Dataset entries:
>>

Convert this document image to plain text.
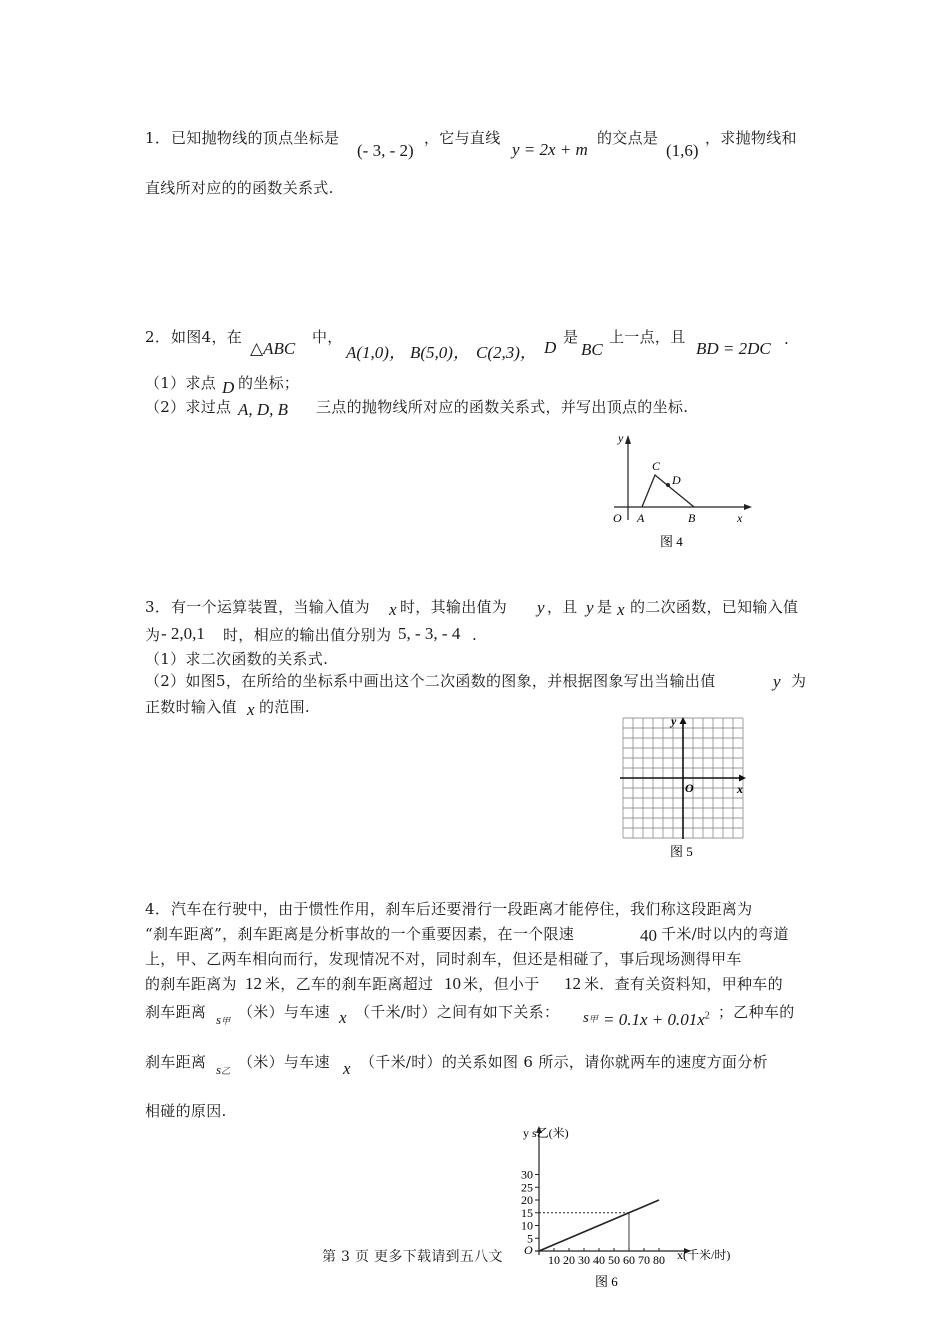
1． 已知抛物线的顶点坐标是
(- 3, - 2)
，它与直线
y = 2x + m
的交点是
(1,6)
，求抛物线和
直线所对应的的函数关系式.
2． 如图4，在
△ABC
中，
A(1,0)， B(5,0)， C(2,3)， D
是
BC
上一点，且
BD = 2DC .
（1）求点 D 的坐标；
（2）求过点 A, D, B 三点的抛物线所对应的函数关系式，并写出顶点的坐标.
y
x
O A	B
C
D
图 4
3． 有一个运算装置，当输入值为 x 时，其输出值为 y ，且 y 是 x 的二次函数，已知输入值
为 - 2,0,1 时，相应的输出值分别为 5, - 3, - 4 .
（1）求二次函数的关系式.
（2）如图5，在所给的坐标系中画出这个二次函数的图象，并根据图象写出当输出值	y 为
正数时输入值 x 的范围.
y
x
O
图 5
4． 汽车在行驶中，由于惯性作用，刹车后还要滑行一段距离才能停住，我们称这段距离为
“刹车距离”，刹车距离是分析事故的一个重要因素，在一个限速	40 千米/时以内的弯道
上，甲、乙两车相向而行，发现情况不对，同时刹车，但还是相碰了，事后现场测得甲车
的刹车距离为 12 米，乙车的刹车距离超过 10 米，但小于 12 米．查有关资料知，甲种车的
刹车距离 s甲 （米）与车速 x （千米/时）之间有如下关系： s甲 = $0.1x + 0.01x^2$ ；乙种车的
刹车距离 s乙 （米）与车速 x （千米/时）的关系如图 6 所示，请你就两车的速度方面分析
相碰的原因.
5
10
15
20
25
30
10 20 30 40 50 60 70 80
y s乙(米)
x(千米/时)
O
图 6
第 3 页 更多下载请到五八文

<<
>>

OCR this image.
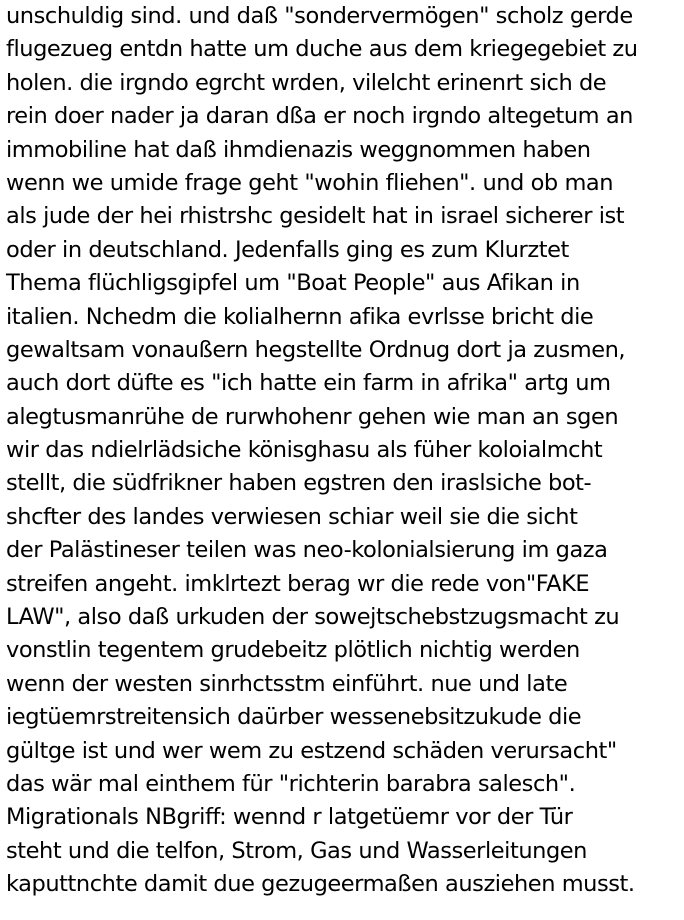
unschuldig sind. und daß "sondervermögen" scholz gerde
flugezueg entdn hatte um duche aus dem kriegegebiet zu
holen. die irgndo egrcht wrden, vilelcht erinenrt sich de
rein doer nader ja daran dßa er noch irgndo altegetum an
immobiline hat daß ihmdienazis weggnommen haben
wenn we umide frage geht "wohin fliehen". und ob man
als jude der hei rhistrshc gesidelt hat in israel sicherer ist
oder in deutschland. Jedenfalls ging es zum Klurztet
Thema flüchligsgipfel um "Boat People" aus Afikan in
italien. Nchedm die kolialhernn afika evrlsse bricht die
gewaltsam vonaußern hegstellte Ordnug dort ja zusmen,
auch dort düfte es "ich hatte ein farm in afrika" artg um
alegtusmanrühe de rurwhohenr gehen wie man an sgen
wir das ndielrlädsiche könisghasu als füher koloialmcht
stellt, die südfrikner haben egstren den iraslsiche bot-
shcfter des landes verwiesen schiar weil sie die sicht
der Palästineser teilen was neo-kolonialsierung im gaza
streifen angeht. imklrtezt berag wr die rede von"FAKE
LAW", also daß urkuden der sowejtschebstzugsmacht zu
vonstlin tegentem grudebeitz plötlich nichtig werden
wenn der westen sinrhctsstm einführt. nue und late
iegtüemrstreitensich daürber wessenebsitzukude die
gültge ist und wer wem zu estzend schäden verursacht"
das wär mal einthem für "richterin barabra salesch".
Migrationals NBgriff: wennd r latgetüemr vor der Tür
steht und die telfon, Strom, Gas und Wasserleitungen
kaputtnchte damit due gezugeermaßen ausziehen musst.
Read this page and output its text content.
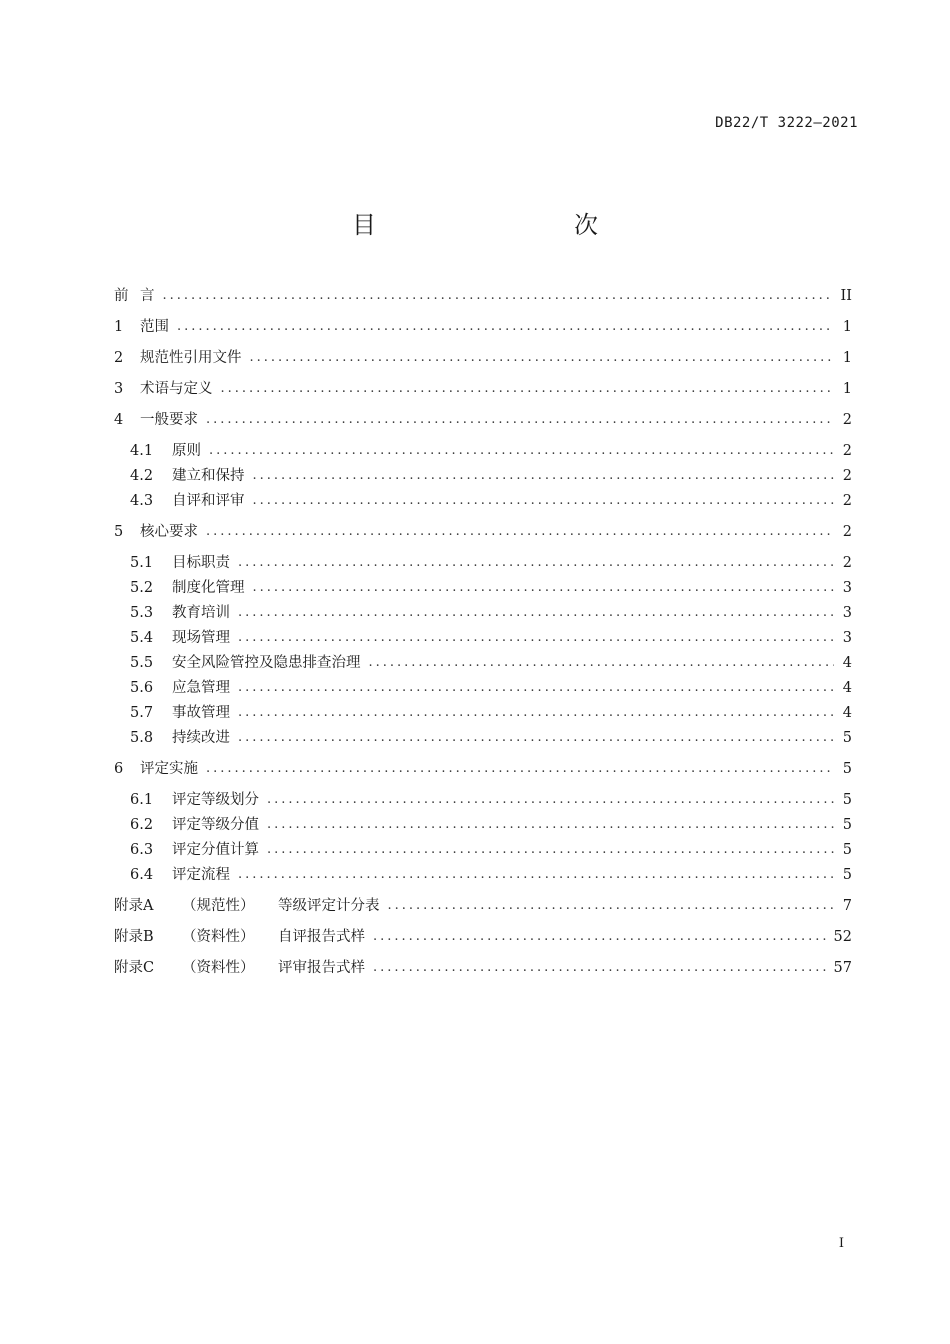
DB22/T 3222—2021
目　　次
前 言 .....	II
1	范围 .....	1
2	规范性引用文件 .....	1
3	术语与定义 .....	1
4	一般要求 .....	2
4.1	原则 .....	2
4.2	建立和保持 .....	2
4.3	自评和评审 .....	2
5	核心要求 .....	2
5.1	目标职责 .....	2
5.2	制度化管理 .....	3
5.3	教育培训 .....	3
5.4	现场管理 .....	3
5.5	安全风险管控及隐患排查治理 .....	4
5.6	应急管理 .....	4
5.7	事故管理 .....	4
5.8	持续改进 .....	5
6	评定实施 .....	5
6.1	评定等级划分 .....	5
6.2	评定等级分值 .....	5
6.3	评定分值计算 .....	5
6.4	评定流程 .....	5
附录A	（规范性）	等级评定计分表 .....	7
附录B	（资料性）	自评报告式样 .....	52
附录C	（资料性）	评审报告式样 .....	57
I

<<
>>

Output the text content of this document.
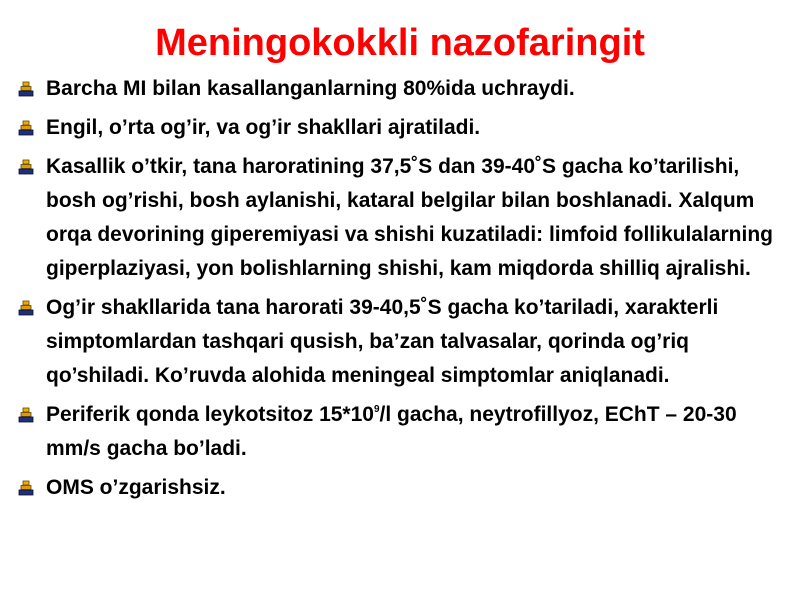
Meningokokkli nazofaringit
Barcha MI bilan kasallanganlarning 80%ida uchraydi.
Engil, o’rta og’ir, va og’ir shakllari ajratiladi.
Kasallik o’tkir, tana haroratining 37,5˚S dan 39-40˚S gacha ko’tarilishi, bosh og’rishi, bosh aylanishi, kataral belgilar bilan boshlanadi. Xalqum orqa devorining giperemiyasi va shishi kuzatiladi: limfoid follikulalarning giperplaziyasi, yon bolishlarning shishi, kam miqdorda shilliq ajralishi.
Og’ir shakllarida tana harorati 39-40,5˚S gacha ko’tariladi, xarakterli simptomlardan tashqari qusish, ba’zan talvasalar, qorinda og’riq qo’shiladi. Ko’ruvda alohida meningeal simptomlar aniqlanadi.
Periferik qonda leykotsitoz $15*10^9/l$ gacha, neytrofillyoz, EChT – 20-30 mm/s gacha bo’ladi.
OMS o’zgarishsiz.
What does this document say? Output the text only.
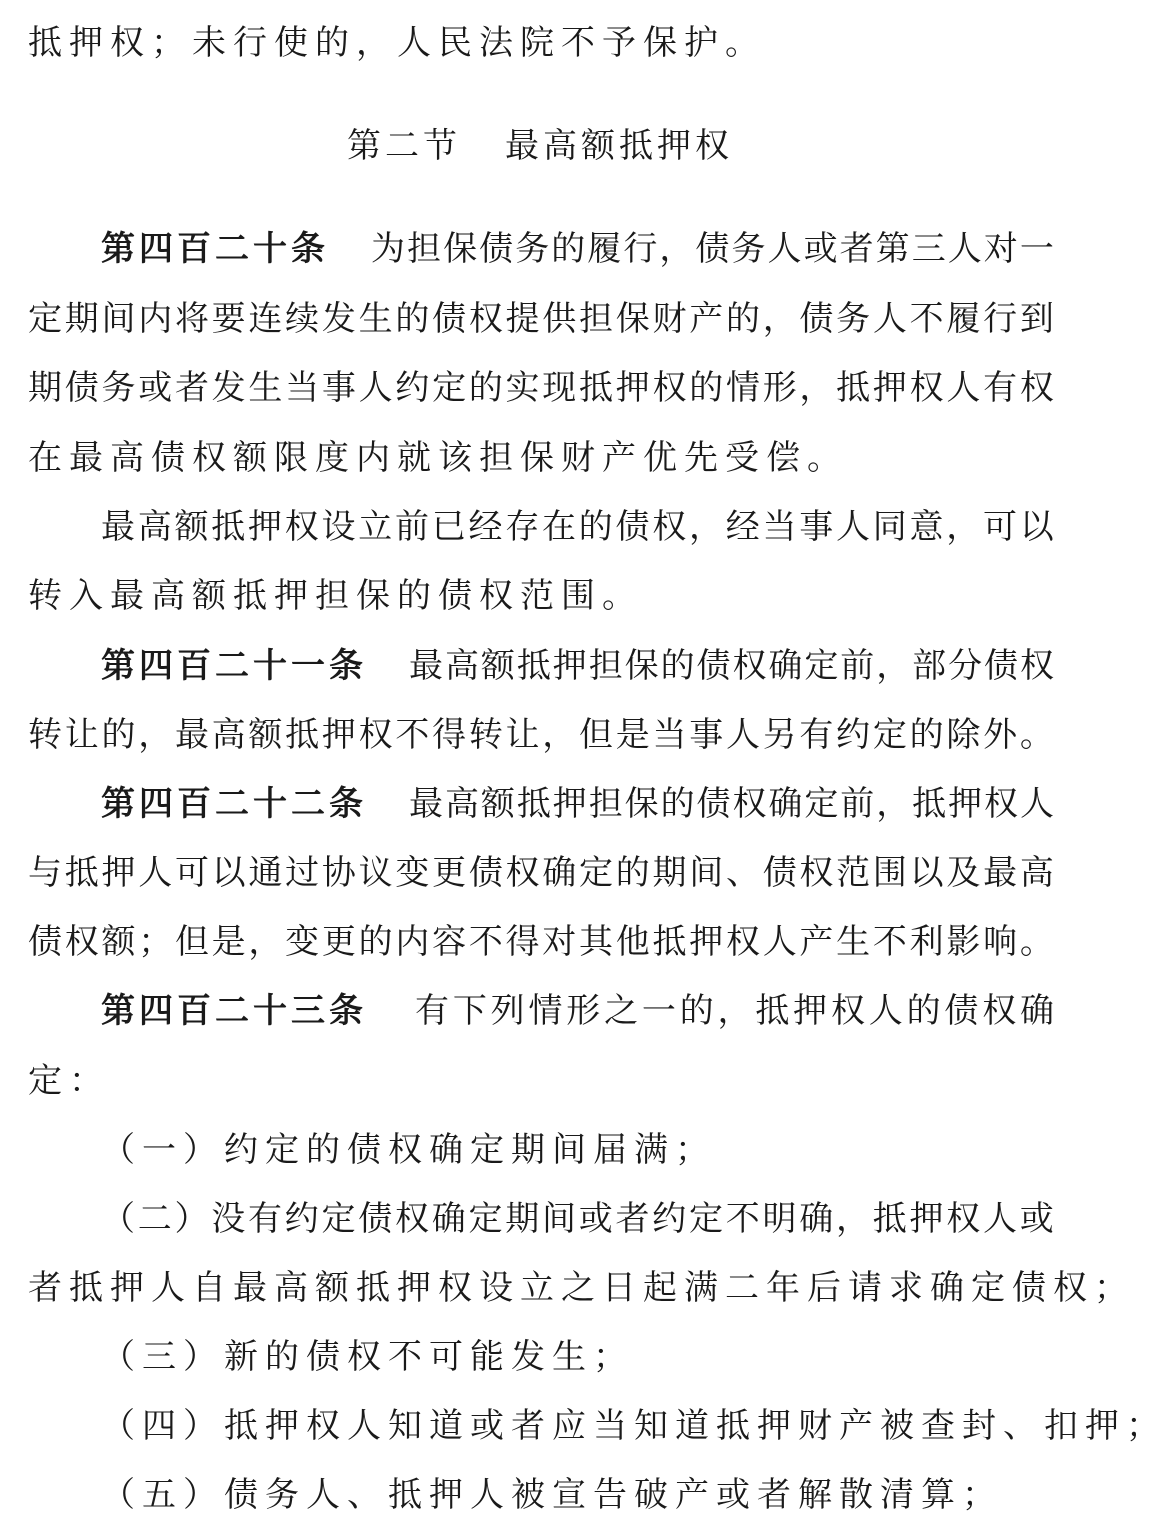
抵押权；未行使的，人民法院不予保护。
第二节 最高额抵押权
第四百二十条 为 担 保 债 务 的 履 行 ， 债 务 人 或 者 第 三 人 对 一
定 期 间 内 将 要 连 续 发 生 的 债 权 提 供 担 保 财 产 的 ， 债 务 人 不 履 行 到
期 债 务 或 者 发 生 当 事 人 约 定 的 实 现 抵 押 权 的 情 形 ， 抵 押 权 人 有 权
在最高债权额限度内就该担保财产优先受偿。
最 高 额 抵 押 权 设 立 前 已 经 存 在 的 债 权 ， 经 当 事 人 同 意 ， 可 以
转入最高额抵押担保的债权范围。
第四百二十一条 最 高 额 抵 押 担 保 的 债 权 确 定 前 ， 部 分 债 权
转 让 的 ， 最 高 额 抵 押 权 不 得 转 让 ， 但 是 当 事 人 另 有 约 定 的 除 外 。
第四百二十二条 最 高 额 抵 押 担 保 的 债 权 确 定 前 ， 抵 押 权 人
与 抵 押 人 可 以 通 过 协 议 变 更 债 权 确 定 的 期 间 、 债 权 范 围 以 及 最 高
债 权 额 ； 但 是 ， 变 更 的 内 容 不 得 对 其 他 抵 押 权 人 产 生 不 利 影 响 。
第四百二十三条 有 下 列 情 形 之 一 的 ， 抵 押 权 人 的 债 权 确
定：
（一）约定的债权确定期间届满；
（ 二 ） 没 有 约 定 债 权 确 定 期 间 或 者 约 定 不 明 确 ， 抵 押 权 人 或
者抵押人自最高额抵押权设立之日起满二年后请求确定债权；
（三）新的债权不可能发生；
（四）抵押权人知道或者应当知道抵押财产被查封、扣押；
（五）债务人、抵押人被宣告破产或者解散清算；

<<

* _Instructions to follow_: Review the preceding data and report every line that includes the string "dort".

* _Solution_:
gewaltsam vonaußern hegstellte Ordnug dort ja zusmen,
auch dort düfte es "ich hatte ein farm in afrika" artg um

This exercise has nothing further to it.